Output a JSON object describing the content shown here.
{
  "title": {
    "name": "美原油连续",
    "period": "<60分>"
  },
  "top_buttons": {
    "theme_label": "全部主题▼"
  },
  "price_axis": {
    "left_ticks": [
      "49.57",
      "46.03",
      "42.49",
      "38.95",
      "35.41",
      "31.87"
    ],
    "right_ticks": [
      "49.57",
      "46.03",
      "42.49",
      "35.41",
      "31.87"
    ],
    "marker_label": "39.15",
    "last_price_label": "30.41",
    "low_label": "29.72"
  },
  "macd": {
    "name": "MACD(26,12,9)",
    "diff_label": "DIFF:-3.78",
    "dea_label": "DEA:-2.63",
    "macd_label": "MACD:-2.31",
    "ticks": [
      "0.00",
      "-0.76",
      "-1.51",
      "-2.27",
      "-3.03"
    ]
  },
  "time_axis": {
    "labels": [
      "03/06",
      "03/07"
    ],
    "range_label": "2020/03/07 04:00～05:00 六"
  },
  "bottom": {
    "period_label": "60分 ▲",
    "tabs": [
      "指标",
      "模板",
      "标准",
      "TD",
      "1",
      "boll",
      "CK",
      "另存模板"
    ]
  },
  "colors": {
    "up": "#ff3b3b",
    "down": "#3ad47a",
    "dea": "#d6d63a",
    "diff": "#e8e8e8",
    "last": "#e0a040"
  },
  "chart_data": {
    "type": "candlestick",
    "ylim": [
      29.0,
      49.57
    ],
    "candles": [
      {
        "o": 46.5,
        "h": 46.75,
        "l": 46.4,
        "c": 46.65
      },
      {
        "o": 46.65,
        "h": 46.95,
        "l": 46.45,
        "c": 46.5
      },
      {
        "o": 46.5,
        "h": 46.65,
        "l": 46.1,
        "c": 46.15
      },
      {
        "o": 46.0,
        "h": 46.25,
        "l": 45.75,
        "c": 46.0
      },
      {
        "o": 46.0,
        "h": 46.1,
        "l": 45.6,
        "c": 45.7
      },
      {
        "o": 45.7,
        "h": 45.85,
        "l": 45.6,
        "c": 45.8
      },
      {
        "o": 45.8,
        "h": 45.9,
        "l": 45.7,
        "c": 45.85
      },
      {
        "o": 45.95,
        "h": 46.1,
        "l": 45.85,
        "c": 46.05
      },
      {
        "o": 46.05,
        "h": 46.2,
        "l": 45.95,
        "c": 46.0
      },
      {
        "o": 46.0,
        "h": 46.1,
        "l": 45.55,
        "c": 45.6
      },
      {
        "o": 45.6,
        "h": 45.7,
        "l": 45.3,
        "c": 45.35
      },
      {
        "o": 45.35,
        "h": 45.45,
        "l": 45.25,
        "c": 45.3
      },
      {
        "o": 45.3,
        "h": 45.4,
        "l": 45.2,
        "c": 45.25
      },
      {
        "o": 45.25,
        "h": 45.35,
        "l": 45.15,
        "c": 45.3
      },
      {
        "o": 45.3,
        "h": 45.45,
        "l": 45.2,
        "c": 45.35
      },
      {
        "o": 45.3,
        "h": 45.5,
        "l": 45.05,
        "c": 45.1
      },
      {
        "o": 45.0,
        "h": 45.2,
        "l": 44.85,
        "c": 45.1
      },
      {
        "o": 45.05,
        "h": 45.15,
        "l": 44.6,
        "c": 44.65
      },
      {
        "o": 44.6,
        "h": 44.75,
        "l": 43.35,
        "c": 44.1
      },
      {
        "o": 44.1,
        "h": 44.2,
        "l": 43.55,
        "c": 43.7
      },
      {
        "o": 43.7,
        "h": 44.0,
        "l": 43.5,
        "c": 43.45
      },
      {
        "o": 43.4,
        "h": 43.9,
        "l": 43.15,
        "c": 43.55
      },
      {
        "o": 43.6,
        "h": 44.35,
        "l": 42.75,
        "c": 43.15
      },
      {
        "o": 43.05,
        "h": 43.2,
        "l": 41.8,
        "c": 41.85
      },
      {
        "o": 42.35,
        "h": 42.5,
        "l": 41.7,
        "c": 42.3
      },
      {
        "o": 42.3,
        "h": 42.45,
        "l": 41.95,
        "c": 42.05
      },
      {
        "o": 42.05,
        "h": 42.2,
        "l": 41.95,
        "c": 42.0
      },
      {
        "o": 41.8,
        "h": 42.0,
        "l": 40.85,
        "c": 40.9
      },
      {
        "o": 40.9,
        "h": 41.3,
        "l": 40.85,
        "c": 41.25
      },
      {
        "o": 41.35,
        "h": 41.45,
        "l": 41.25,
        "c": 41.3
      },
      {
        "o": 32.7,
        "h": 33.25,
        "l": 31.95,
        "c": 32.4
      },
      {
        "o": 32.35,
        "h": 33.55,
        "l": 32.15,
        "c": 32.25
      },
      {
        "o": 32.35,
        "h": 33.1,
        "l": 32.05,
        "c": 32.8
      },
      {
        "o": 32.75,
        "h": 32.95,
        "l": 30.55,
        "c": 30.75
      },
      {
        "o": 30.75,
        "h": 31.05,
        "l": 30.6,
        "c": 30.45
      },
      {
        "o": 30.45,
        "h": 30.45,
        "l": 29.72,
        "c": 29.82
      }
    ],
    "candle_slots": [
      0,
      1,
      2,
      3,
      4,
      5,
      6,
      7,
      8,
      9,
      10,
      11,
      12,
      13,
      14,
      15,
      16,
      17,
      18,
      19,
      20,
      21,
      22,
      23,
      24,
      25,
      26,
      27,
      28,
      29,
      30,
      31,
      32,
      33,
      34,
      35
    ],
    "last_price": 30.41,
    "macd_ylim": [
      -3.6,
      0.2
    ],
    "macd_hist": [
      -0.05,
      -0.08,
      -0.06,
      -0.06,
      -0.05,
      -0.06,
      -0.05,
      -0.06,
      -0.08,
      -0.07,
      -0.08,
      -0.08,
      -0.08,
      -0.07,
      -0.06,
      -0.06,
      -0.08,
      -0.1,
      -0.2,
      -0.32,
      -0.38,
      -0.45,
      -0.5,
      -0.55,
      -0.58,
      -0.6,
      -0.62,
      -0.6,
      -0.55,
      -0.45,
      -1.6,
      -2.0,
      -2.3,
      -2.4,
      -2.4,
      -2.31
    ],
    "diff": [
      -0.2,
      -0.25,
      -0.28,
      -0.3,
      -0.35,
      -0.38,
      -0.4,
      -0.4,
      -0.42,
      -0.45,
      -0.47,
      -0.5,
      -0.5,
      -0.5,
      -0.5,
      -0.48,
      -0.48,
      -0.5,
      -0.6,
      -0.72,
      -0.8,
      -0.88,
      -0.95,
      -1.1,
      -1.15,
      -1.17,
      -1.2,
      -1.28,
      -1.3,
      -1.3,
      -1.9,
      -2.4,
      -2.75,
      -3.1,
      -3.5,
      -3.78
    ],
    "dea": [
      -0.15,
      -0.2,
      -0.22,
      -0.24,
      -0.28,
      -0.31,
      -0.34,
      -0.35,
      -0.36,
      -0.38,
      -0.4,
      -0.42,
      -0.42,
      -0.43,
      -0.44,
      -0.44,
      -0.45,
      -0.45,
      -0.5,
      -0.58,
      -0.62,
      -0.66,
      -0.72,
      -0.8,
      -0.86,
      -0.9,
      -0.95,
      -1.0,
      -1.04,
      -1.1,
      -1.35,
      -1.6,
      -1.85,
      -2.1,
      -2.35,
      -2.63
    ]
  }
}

...

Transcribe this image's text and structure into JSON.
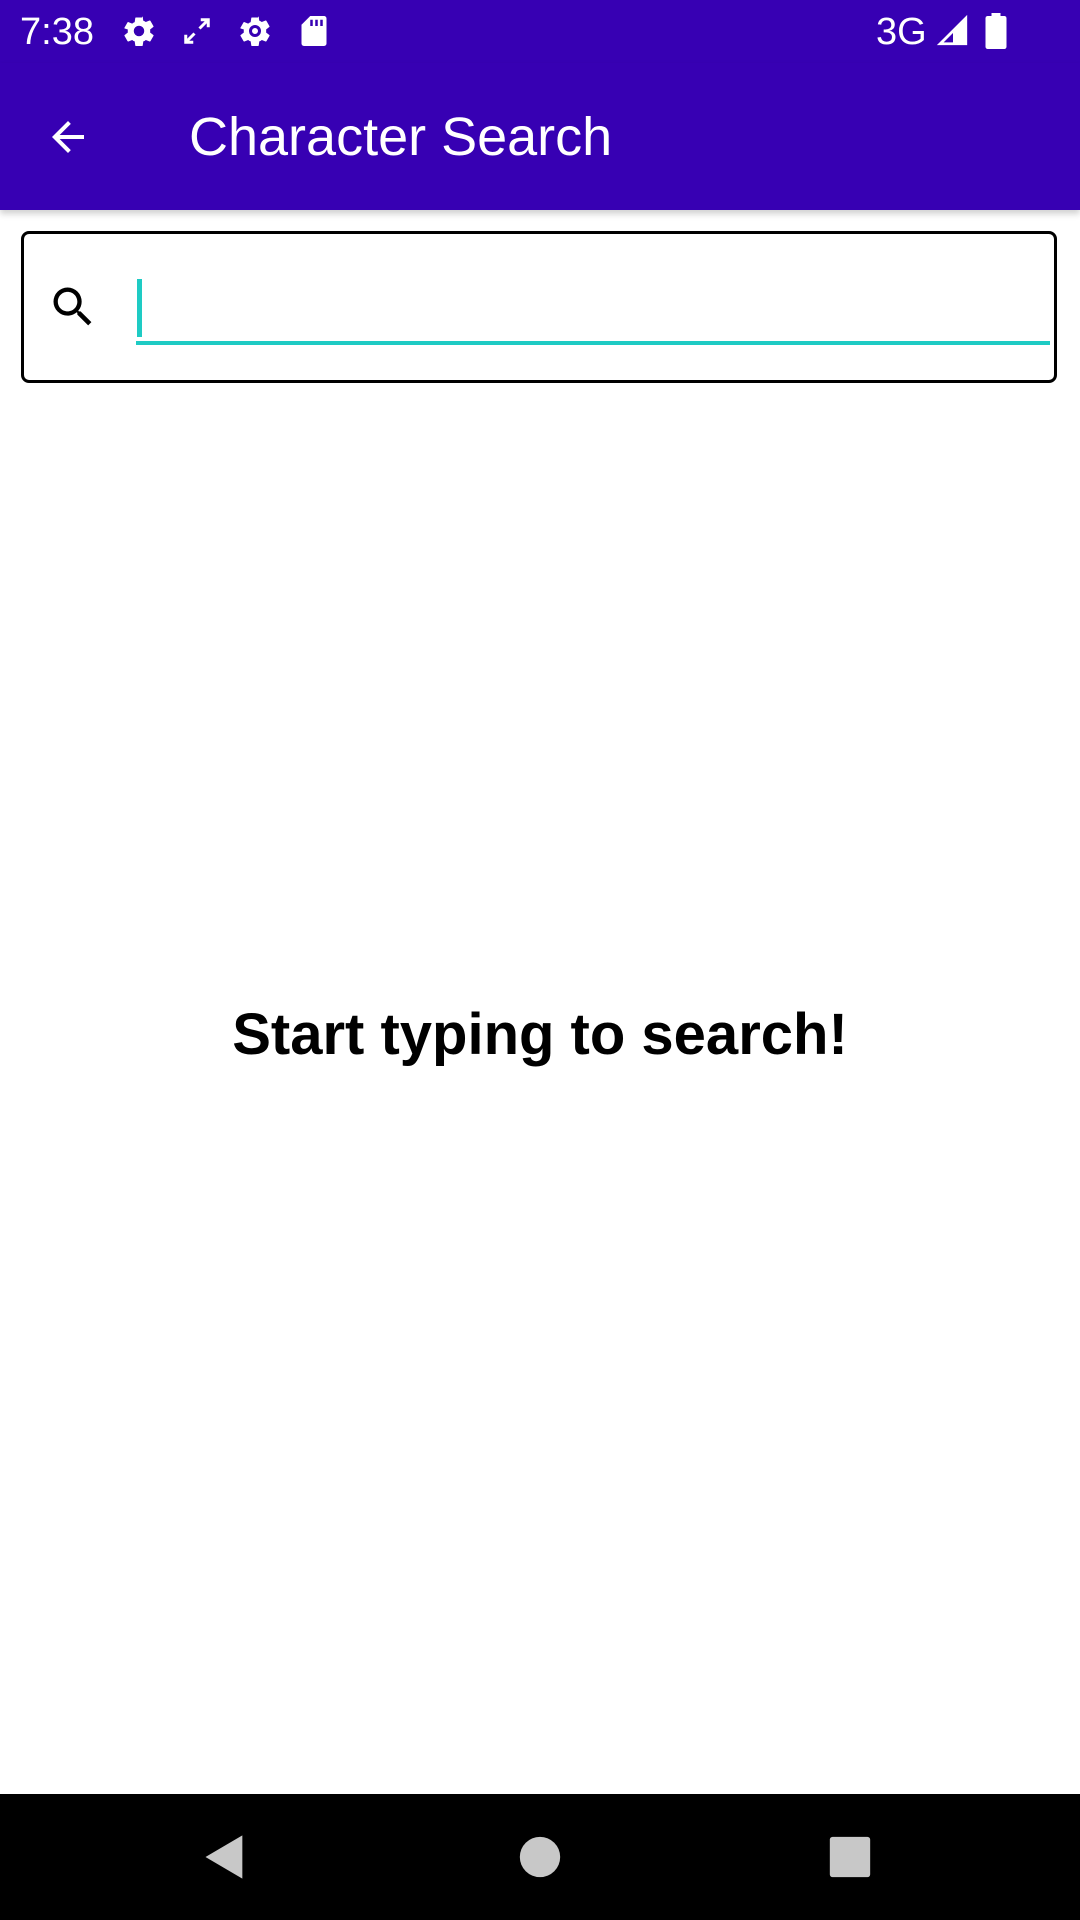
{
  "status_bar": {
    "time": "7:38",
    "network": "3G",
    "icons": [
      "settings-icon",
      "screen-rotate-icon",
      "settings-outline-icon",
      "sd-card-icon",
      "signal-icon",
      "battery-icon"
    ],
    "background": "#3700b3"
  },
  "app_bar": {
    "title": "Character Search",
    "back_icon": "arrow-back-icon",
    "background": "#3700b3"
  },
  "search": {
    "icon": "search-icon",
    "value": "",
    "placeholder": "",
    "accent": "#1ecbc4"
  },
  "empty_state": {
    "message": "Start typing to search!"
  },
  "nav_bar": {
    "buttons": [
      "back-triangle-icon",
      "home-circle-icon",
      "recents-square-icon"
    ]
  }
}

# The problem
All lines in the data that contain the word "settings" should be copied.

# Finished answer
      "settings-icon",
      "settings-outline-icon",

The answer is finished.